**Task goal:**
Take the listing and print it in full, exactly as given.

**Exercise inputs:**
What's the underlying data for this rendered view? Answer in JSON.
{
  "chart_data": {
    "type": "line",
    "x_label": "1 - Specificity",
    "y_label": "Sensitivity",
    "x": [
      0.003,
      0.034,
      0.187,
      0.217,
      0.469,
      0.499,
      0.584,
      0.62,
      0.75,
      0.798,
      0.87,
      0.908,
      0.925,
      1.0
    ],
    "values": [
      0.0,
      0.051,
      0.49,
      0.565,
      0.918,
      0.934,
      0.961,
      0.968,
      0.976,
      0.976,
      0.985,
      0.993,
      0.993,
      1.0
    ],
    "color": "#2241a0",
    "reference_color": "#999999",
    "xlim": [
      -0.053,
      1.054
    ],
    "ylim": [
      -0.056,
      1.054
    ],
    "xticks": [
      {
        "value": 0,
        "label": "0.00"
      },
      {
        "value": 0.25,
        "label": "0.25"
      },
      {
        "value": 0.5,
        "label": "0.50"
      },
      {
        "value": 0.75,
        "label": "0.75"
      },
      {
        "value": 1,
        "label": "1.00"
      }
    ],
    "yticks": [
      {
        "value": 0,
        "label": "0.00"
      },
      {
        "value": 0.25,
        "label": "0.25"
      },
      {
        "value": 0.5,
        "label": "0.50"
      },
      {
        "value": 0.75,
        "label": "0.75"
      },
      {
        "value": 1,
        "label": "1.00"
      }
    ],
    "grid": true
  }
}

**Exercise output:**
What's the underlying data for this rendered view? Answer in JSON.
{
  "chart_data": {
    "type": "line",
    "x_label": "1 - Specificity",
    "y_label": "Sensitivity",
    "x": [
      0.003,
      0.034,
      0.187,
      0.217,
      0.469,
      0.499,
      0.584,
      0.62,
      0.75,
      0.798,
      0.87,
      0.908,
      0.925,
      1.0
    ],
    "values": [
      0.0,
      0.051,
      0.49,
      0.565,
      0.918,
      0.934,
      0.961,
      0.968,
      0.976,
      0.976,
      0.985,
      0.993,
      0.993,
      1.0
    ],
    "color": "#2241a0",
    "reference_color": "#999999",
    "xlim": [
      -0.053,
      1.054
    ],
    "ylim": [
      -0.056,
      1.054
    ],
    "xticks": [
      {
        "value": 0,
        "label": "0.00"
      },
      {
        "value": 0.25,
        "label": "0.25"
      },
      {
        "value": 0.5,
        "label": "0.50"
      },
      {
        "value": 0.75,
        "label": "0.75"
      },
      {
        "value": 1,
        "label": "1.00"
      }
    ],
    "yticks": [
      {
        "value": 0,
        "label": "0.00"
      },
      {
        "value": 0.25,
        "label": "0.25"
      },
      {
        "value": 0.5,
        "label": "0.50"
      },
      {
        "value": 0.75,
        "label": "0.75"
      },
      {
        "value": 1,
        "label": "1.00"
      }
    ],
    "grid": true
  }
}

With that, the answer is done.